* _Your goal_: Reproduce all entries precisely as they are written.

******

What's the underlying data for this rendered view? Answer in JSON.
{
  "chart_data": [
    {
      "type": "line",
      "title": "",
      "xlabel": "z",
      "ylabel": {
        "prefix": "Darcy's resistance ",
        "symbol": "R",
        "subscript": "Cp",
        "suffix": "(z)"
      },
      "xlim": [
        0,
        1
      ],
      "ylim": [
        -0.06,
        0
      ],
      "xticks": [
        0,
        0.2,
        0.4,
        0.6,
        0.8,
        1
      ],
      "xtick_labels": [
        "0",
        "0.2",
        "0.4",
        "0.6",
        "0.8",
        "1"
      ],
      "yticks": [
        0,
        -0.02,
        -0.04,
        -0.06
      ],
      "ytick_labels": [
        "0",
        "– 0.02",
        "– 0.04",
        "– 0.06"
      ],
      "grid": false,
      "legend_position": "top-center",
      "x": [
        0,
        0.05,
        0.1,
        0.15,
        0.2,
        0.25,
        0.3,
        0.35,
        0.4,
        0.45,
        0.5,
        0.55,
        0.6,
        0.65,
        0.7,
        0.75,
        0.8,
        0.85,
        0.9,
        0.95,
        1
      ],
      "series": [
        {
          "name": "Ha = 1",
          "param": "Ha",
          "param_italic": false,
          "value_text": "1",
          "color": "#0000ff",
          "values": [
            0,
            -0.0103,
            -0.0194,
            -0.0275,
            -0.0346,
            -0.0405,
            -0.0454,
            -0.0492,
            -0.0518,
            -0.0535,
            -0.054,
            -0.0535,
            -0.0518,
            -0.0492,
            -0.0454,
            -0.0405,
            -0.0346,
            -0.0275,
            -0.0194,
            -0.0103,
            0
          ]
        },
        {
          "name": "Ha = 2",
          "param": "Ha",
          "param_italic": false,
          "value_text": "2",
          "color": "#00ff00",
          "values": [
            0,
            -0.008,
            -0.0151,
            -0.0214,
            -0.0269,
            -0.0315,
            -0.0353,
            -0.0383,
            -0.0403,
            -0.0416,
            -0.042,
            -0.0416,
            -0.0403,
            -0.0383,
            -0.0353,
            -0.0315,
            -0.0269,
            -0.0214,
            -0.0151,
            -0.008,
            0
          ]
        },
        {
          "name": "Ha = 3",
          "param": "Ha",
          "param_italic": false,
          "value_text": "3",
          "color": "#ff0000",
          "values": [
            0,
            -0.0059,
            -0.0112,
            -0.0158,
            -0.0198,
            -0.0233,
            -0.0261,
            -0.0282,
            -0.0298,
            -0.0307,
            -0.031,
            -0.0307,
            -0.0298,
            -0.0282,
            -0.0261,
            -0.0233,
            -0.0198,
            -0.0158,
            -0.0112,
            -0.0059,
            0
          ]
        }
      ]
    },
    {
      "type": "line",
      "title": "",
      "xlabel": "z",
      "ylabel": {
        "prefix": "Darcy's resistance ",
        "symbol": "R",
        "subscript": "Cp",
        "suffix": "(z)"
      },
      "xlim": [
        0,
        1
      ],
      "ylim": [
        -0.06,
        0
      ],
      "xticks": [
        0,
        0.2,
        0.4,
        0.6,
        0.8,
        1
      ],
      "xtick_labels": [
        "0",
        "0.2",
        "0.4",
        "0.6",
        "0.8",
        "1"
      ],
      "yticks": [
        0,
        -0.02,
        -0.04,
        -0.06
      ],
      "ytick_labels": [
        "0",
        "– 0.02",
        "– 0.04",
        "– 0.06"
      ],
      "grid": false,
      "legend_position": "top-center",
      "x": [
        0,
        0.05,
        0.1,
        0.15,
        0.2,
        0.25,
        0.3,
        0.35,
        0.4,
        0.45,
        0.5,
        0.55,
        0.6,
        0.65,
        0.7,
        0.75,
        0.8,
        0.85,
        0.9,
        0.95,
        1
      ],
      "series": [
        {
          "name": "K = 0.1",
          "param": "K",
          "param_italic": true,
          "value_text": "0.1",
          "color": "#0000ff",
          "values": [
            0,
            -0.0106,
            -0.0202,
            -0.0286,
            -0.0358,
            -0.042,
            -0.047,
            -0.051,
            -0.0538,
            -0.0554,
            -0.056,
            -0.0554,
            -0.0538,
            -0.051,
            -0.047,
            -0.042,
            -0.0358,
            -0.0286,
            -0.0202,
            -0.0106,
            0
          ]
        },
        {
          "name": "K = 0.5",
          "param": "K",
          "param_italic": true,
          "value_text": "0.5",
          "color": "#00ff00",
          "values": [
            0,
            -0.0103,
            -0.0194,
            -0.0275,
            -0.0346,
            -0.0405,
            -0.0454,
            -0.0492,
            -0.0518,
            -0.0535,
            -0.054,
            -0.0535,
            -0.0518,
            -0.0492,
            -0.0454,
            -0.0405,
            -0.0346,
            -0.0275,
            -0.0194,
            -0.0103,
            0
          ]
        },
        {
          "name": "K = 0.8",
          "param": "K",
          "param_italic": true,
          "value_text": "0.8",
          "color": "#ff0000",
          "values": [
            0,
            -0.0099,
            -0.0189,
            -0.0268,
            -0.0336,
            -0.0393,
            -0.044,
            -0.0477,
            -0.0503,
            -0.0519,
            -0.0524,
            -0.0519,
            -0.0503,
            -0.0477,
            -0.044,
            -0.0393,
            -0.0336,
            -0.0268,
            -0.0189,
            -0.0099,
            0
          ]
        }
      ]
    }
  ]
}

******

* _Solution for this task_:
What's the underlying data for this rendered view? Answer in JSON.
{
  "chart_data": [
    {
      "type": "line",
      "title": "",
      "xlabel": "z",
      "ylabel": {
        "prefix": "Darcy's resistance ",
        "symbol": "R",
        "subscript": "Cp",
        "suffix": "(z)"
      },
      "xlim": [
        0,
        1
      ],
      "ylim": [
        -0.06,
        0
      ],
      "xticks": [
        0,
        0.2,
        0.4,
        0.6,
        0.8,
        1
      ],
      "xtick_labels": [
        "0",
        "0.2",
        "0.4",
        "0.6",
        "0.8",
        "1"
      ],
      "yticks": [
        0,
        -0.02,
        -0.04,
        -0.06
      ],
      "ytick_labels": [
        "0",
        "– 0.02",
        "– 0.04",
        "– 0.06"
      ],
      "grid": false,
      "legend_position": "top-center",
      "x": [
        0,
        0.05,
        0.1,
        0.15,
        0.2,
        0.25,
        0.3,
        0.35,
        0.4,
        0.45,
        0.5,
        0.55,
        0.6,
        0.65,
        0.7,
        0.75,
        0.8,
        0.85,
        0.9,
        0.95,
        1
      ],
      "series": [
        {
          "name": "Ha = 1",
          "param": "Ha",
          "param_italic": false,
          "value_text": "1",
          "color": "#0000ff",
          "values": [
            0,
            -0.0103,
            -0.0194,
            -0.0275,
            -0.0346,
            -0.0405,
            -0.0454,
            -0.0492,
            -0.0518,
            -0.0535,
            -0.054,
            -0.0535,
            -0.0518,
            -0.0492,
            -0.0454,
            -0.0405,
            -0.0346,
            -0.0275,
            -0.0194,
            -0.0103,
            0
          ]
        },
        {
          "name": "Ha = 2",
          "param": "Ha",
          "param_italic": false,
          "value_text": "2",
          "color": "#00ff00",
          "values": [
            0,
            -0.008,
            -0.0151,
            -0.0214,
            -0.0269,
            -0.0315,
            -0.0353,
            -0.0383,
            -0.0403,
            -0.0416,
            -0.042,
            -0.0416,
            -0.0403,
            -0.0383,
            -0.0353,
            -0.0315,
            -0.0269,
            -0.0214,
            -0.0151,
            -0.008,
            0
          ]
        },
        {
          "name": "Ha = 3",
          "param": "Ha",
          "param_italic": false,
          "value_text": "3",
          "color": "#ff0000",
          "values": [
            0,
            -0.0059,
            -0.0112,
            -0.0158,
            -0.0198,
            -0.0233,
            -0.0261,
            -0.0282,
            -0.0298,
            -0.0307,
            -0.031,
            -0.0307,
            -0.0298,
            -0.0282,
            -0.0261,
            -0.0233,
            -0.0198,
            -0.0158,
            -0.0112,
            -0.0059,
            0
          ]
        }
      ]
    },
    {
      "type": "line",
      "title": "",
      "xlabel": "z",
      "ylabel": {
        "prefix": "Darcy's resistance ",
        "symbol": "R",
        "subscript": "Cp",
        "suffix": "(z)"
      },
      "xlim": [
        0,
        1
      ],
      "ylim": [
        -0.06,
        0
      ],
      "xticks": [
        0,
        0.2,
        0.4,
        0.6,
        0.8,
        1
      ],
      "xtick_labels": [
        "0",
        "0.2",
        "0.4",
        "0.6",
        "0.8",
        "1"
      ],
      "yticks": [
        0,
        -0.02,
        -0.04,
        -0.06
      ],
      "ytick_labels": [
        "0",
        "– 0.02",
        "– 0.04",
        "– 0.06"
      ],
      "grid": false,
      "legend_position": "top-center",
      "x": [
        0,
        0.05,
        0.1,
        0.15,
        0.2,
        0.25,
        0.3,
        0.35,
        0.4,
        0.45,
        0.5,
        0.55,
        0.6,
        0.65,
        0.7,
        0.75,
        0.8,
        0.85,
        0.9,
        0.95,
        1
      ],
      "series": [
        {
          "name": "K = 0.1",
          "param": "K",
          "param_italic": true,
          "value_text": "0.1",
          "color": "#0000ff",
          "values": [
            0,
            -0.0106,
            -0.0202,
            -0.0286,
            -0.0358,
            -0.042,
            -0.047,
            -0.051,
            -0.0538,
            -0.0554,
            -0.056,
            -0.0554,
            -0.0538,
            -0.051,
            -0.047,
            -0.042,
            -0.0358,
            -0.0286,
            -0.0202,
            -0.0106,
            0
          ]
        },
        {
          "name": "K = 0.5",
          "param": "K",
          "param_italic": true,
          "value_text": "0.5",
          "color": "#00ff00",
          "values": [
            0,
            -0.0103,
            -0.0194,
            -0.0275,
            -0.0346,
            -0.0405,
            -0.0454,
            -0.0492,
            -0.0518,
            -0.0535,
            -0.054,
            -0.0535,
            -0.0518,
            -0.0492,
            -0.0454,
            -0.0405,
            -0.0346,
            -0.0275,
            -0.0194,
            -0.0103,
            0
          ]
        },
        {
          "name": "K = 0.8",
          "param": "K",
          "param_italic": true,
          "value_text": "0.8",
          "color": "#ff0000",
          "values": [
            0,
            -0.0099,
            -0.0189,
            -0.0268,
            -0.0336,
            -0.0393,
            -0.044,
            -0.0477,
            -0.0503,
            -0.0519,
            -0.0524,
            -0.0519,
            -0.0503,
            -0.0477,
            -0.044,
            -0.0393,
            -0.0336,
            -0.0268,
            -0.0189,
            -0.0099,
            0
          ]
        }
      ]
    }
  ]
}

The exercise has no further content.